→ **Exercise**
Write out the whole listing exactly as it stands.

Dataset entries
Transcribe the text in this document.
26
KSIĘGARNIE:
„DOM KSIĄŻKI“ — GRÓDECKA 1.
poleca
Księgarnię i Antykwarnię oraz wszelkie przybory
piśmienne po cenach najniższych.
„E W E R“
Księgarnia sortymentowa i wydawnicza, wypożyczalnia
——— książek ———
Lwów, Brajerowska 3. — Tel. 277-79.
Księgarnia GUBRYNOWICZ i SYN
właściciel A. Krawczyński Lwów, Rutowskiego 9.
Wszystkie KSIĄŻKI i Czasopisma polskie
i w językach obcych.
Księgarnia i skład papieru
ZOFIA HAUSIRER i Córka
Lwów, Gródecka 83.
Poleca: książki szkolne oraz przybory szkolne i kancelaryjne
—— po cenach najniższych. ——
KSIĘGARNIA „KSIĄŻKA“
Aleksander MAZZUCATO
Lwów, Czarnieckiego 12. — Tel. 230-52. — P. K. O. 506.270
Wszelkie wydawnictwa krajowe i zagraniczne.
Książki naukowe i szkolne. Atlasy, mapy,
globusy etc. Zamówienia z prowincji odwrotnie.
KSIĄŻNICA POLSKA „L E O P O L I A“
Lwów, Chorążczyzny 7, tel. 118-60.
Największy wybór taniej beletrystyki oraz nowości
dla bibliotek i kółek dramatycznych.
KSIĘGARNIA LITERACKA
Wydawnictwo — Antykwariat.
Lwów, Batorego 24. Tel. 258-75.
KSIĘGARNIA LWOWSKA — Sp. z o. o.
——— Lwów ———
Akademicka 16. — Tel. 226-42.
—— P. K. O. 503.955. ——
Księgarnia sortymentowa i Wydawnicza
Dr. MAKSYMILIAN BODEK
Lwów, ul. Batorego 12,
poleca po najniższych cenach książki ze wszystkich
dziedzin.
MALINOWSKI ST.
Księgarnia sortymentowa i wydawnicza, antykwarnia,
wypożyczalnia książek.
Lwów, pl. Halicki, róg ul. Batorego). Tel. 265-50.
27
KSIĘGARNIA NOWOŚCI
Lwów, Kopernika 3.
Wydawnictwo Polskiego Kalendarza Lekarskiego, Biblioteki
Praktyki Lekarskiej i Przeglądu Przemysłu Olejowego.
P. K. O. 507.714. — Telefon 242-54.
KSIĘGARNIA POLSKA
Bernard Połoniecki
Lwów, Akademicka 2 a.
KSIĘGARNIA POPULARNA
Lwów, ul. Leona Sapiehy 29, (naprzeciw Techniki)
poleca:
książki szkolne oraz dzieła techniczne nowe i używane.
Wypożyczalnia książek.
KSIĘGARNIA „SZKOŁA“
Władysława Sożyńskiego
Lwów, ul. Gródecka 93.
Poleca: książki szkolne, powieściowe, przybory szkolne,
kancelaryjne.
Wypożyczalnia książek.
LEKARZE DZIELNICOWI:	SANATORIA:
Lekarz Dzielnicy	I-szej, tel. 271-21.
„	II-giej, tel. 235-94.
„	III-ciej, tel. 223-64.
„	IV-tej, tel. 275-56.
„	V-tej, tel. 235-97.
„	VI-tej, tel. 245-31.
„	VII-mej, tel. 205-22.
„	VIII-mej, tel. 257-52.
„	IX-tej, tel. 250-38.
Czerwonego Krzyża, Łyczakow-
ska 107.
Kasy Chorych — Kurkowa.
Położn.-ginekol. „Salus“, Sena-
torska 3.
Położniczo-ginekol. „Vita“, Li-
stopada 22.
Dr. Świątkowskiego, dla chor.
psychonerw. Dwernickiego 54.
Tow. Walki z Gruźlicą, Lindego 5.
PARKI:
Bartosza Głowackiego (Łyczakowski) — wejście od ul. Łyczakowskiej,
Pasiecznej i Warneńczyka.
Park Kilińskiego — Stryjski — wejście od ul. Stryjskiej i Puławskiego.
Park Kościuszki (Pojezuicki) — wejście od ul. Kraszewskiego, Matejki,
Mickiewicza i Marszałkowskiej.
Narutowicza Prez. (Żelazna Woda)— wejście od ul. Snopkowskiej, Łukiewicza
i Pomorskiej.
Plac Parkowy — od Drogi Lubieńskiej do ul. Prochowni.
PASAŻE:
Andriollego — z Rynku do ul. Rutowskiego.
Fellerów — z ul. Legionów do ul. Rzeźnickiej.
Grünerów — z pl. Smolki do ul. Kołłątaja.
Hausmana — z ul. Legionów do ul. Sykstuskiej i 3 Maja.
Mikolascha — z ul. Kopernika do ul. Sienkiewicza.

→ **Exercise answer**
Transcribe the text in this document.
26
KSIĘGARNIE:
„DOM KSIĄŻKI“ — GRÓDECKA 1.
poleca
Księgarnię i Antykwarnię oraz wszelkie przybory
piśmienne po cenach najniższych.
„E W E R“
Księgarnia sortymentowa i wydawnicza, wypożyczalnia
——— książek ———
Lwów, Brajerowska 3. — Tel. 277-79.
Księgarnia GUBRYNOWICZ i SYN
właściciel A. Krawczyński Lwów, Rutowskiego 9.
Wszystkie KSIĄŻKI i Czasopisma polskie
i w językach obcych.
Księgarnia i skład papieru
ZOFIA HAUSIRER i Córka
Lwów, Gródecka 83.
Poleca: książki szkolne oraz przybory szkolne i kancelaryjne
—— po cenach najniższych. ——
KSIĘGARNIA „KSIĄŻKA“
Aleksander MAZZUCATO
Lwów, Czarnieckiego 12. — Tel. 230-52. — P. K. O. 506.270
Wszelkie wydawnictwa krajowe i zagraniczne.
Książki naukowe i szkolne. Atlasy, mapy,
globusy etc. Zamówienia z prowincji odwrotnie.
KSIĄŻNICA POLSKA „L E O P O L I A“
Lwów, Chorążczyzny 7, tel. 118-60.
Największy wybór taniej beletrystyki oraz nowości
dla bibliotek i kółek dramatycznych.
KSIĘGARNIA LITERACKA
Wydawnictwo — Antykwariat.
Lwów, Batorego 24. Tel. 258-75.
KSIĘGARNIA LWOWSKA — Sp. z o. o.
——— Lwów ———
Akademicka 16. — Tel. 226-42.
—— P. K. O. 503.955. ——
Księgarnia sortymentowa i Wydawnicza
Dr. MAKSYMILIAN BODEK
Lwów, ul. Batorego 12,
poleca po najniższych cenach książki ze wszystkich
dziedzin.
MALINOWSKI ST.
Księgarnia sortymentowa i wydawnicza, antykwarnia,
wypożyczalnia książek.
Lwów, pl. Halicki, róg ul. Batorego). Tel. 265-50.
27
KSIĘGARNIA NOWOŚCI
Lwów, Kopernika 3.
Wydawnictwo Polskiego Kalendarza Lekarskiego, Biblioteki
Praktyki Lekarskiej i Przeglądu Przemysłu Olejowego.
P. K. O. 507.714. — Telefon 242-54.
KSIĘGARNIA POLSKA
Bernard Połoniecki
Lwów, Akademicka 2 a.
KSIĘGARNIA POPULARNA
Lwów, ul. Leona Sapiehy 29, (naprzeciw Techniki)
poleca:
książki szkolne oraz dzieła techniczne nowe i używane.
Wypożyczalnia książek.
KSIĘGARNIA „SZKOŁA“
Władysława Sożyńskiego
Lwów, ul. Gródecka 93.
Poleca: książki szkolne, powieściowe, przybory szkolne,
kancelaryjne.
Wypożyczalnia książek.
LEKARZE DZIELNICOWI:	SANATORIA:
Lekarz Dzielnicy	I-szej, tel. 271-21.
„	II-giej, tel. 235-94.
„	III-ciej, tel. 223-64.
„	IV-tej, tel. 275-56.
„	V-tej, tel. 235-97.
„	VI-tej, tel. 245-31.
„	VII-mej, tel. 205-22.
„	VIII-mej, tel. 257-52.
„	IX-tej, tel. 250-38.
Czerwonego Krzyża, Łyczakow-
ska 107.
Kasy Chorych — Kurkowa.
Położn.-ginekol. „Salus“, Sena-
torska 3.
Położniczo-ginekol. „Vita“, Li-
stopada 22.
Dr. Świątkowskiego, dla chor.
psychonerw. Dwernickiego 54.
Tow. Walki z Gruźlicą, Lindego 5.
PARKI:
Bartosza Głowackiego (Łyczakowski) — wejście od ul. Łyczakowskiej,
Pasiecznej i Warneńczyka.
Park Kilińskiego — Stryjski — wejście od ul. Stryjskiej i Puławskiego.
Park Kościuszki (Pojezuicki) — wejście od ul. Kraszewskiego, Matejki,
Mickiewicza i Marszałkowskiej.
Narutowicza Prez. (Żelazna Woda)— wejście od ul. Snopkowskiej, Łukiewicza
i Pomorskiej.
Plac Parkowy — od Drogi Lubieńskiej do ul. Prochowni.
PASAŻE:
Andriollego — z Rynku do ul. Rutowskiego.
Fellerów — z ul. Legionów do ul. Rzeźnickiej.
Grünerów — z pl. Smolki do ul. Kołłątaja.
Hausmana — z ul. Legionów do ul. Sykstuskiej i 3 Maja.
Mikolascha — z ul. Kopernika do ul. Sienkiewicza.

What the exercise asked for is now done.